Comb the records below for the string "screenshot" and copy each line where it turns up.

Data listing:
● ● ● ●

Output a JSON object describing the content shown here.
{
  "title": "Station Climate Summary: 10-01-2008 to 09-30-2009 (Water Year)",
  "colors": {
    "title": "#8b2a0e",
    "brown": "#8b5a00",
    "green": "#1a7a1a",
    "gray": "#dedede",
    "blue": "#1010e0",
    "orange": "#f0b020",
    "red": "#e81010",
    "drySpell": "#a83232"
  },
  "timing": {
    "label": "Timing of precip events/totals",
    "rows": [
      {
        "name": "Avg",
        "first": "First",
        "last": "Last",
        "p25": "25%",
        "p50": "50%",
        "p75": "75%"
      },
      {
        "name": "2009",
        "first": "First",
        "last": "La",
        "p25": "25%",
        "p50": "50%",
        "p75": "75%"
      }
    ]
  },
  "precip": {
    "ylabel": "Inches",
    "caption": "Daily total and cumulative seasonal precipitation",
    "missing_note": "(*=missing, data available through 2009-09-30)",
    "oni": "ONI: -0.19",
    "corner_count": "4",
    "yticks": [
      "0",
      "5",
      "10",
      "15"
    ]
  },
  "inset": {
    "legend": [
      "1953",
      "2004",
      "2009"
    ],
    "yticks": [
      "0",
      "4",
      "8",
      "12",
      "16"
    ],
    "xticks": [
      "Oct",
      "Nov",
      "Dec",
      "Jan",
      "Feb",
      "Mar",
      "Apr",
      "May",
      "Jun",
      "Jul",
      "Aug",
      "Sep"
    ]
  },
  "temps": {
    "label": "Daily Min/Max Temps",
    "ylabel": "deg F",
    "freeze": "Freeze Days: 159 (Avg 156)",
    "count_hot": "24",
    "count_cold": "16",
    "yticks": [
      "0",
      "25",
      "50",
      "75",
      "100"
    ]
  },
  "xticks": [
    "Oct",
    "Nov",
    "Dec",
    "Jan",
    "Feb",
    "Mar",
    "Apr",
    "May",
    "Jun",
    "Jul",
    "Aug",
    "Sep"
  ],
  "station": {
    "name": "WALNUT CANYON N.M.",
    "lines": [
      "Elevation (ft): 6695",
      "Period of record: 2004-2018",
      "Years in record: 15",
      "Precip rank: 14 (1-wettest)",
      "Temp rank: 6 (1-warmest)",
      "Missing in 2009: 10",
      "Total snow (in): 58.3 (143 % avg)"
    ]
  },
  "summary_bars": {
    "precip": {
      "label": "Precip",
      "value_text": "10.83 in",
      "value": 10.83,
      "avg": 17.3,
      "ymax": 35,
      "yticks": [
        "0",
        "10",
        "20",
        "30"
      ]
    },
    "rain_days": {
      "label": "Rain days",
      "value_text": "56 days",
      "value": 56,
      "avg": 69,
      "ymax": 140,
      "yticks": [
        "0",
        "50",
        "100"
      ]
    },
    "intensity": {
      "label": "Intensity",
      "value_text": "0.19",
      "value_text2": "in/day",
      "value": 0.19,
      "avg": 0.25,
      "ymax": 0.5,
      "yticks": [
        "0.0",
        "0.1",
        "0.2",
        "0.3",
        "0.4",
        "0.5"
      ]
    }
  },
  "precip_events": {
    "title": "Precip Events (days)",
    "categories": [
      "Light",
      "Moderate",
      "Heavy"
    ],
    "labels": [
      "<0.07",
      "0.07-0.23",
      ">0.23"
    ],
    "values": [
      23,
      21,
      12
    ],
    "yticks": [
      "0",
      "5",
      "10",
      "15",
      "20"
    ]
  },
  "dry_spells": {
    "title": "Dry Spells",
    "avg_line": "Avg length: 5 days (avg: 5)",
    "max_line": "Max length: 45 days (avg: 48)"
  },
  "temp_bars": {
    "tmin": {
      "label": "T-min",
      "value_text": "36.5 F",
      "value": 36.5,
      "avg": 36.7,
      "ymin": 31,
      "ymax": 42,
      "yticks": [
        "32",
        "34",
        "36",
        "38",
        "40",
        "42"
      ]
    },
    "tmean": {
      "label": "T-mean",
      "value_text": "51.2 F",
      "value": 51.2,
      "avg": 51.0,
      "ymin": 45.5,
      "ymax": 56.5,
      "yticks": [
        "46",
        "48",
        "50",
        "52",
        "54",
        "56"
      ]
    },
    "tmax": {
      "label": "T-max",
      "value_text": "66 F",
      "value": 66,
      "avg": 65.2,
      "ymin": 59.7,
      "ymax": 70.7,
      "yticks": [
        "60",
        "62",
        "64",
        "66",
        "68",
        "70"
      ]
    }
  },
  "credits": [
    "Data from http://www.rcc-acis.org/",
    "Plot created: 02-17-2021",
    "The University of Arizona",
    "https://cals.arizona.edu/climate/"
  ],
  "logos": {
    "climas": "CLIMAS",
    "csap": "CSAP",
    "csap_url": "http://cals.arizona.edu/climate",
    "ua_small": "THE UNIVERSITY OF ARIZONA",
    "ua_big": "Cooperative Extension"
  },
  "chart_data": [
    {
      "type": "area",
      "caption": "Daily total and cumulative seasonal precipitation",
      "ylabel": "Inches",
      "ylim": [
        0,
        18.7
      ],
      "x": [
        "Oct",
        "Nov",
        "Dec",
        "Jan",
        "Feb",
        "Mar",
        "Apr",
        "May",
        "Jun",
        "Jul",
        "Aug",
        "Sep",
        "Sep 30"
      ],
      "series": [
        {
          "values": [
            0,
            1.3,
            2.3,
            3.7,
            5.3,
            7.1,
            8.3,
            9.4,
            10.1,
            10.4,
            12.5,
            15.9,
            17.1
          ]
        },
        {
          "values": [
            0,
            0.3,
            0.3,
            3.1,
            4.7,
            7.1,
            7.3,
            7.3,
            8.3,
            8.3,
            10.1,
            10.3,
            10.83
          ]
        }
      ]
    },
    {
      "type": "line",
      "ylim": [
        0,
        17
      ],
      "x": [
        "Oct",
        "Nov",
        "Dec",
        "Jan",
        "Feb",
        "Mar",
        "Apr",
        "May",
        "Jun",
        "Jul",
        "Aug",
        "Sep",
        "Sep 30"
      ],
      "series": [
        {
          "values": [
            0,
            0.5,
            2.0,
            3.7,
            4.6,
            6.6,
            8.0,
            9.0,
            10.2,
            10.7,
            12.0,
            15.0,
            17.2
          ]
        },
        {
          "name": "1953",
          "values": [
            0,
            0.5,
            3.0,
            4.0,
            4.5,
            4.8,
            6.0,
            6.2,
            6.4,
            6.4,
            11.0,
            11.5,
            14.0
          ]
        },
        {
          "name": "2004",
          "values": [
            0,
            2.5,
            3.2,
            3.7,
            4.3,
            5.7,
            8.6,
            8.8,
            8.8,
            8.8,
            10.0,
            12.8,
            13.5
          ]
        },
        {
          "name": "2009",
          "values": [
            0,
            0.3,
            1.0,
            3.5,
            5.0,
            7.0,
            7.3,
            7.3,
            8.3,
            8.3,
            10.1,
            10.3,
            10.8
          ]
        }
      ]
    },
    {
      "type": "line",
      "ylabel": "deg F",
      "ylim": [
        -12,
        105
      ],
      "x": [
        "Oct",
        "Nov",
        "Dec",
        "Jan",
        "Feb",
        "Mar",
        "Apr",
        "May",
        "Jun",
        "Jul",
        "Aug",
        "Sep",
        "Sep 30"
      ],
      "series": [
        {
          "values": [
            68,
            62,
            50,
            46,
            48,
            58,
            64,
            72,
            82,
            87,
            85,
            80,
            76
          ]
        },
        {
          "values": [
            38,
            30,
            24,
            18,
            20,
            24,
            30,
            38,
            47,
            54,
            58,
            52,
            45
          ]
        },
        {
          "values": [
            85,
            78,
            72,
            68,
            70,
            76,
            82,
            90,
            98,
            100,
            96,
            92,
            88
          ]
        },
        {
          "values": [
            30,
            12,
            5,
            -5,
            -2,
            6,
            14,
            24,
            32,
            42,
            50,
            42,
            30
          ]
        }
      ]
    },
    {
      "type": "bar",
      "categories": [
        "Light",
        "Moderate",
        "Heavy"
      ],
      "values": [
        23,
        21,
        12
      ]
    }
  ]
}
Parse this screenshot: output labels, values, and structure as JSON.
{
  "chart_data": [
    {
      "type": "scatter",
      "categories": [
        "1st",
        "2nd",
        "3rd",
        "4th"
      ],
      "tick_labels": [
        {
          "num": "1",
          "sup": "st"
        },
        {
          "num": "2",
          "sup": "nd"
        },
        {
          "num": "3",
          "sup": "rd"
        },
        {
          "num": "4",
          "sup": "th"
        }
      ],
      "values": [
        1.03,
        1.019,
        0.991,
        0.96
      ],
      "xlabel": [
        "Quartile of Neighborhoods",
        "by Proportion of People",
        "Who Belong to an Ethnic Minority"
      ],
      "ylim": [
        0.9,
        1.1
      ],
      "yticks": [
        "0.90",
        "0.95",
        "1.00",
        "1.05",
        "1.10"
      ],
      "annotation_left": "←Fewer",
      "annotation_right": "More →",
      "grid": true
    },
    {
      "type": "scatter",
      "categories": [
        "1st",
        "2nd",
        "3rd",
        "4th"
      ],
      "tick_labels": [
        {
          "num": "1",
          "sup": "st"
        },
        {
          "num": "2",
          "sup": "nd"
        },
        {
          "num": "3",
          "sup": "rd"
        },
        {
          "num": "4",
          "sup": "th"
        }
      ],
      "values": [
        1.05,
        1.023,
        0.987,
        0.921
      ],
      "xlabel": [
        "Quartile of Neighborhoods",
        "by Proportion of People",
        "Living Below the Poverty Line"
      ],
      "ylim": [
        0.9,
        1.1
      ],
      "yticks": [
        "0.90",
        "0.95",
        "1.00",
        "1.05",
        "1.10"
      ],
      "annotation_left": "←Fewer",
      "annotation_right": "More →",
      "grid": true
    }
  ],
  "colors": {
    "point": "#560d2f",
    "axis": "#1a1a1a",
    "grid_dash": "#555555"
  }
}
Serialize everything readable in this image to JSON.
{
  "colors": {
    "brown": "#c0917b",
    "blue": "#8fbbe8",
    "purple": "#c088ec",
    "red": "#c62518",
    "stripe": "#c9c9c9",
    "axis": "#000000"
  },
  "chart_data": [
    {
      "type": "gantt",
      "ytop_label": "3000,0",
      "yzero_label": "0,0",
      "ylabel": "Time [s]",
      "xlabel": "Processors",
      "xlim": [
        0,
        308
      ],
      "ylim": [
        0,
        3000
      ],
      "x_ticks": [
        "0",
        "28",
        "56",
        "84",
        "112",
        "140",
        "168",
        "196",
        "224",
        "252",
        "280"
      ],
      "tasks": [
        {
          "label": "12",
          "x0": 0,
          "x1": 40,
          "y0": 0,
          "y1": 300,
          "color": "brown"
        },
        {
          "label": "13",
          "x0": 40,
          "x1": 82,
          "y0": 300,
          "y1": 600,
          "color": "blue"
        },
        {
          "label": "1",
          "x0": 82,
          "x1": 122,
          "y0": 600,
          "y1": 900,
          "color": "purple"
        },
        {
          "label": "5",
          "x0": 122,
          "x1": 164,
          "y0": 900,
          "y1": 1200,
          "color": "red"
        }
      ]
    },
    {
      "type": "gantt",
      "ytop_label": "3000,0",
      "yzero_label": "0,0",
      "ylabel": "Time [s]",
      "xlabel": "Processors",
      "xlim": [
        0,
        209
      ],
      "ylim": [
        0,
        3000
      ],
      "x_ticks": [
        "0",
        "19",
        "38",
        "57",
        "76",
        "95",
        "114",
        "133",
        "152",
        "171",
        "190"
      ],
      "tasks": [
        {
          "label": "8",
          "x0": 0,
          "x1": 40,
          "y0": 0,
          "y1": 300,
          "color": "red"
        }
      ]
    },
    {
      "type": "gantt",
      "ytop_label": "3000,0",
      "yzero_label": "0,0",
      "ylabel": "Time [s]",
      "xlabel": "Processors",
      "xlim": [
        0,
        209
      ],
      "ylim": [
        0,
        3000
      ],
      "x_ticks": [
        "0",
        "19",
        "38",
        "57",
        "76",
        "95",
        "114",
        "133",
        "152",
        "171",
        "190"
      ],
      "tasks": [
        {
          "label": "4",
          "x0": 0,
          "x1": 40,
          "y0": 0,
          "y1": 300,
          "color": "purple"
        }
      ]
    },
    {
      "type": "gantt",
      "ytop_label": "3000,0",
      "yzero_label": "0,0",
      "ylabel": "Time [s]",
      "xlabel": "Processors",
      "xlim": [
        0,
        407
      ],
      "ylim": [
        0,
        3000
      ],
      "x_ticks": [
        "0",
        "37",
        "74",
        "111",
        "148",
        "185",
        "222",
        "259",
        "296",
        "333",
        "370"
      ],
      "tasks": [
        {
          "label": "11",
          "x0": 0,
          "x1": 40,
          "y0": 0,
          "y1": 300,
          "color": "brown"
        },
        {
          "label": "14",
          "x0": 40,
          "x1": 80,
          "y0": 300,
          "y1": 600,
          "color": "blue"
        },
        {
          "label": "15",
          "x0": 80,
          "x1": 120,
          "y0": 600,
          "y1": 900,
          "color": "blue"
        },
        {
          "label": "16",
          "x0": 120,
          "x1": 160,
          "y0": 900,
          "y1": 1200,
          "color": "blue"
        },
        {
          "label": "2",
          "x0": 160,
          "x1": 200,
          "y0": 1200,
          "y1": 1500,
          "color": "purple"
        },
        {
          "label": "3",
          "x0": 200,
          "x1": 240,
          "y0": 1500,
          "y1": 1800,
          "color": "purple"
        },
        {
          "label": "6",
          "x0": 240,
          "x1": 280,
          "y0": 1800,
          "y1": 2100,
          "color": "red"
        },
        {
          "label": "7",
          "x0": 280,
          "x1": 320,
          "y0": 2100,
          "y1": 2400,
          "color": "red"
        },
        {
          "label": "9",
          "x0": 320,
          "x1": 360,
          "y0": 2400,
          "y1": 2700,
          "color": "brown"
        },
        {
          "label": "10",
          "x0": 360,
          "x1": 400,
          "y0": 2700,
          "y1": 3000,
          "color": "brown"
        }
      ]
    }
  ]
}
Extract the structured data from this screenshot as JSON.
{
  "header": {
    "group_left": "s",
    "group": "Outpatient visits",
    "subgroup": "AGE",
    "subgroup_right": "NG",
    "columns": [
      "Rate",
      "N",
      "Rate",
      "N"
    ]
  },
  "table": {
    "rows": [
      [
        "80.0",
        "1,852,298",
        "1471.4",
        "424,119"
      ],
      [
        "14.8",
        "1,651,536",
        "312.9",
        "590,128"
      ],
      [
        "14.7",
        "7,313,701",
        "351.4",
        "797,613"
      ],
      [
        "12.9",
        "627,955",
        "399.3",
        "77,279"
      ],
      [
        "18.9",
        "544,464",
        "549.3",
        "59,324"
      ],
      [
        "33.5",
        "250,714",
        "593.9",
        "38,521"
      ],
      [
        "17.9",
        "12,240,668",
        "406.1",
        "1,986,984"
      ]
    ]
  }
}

● ● ● ●

COMPLETED EXERCISE:
Parse this screenshot: output labels, values, and structure as JSON.
Extract the structured data from this screenshot as JSON.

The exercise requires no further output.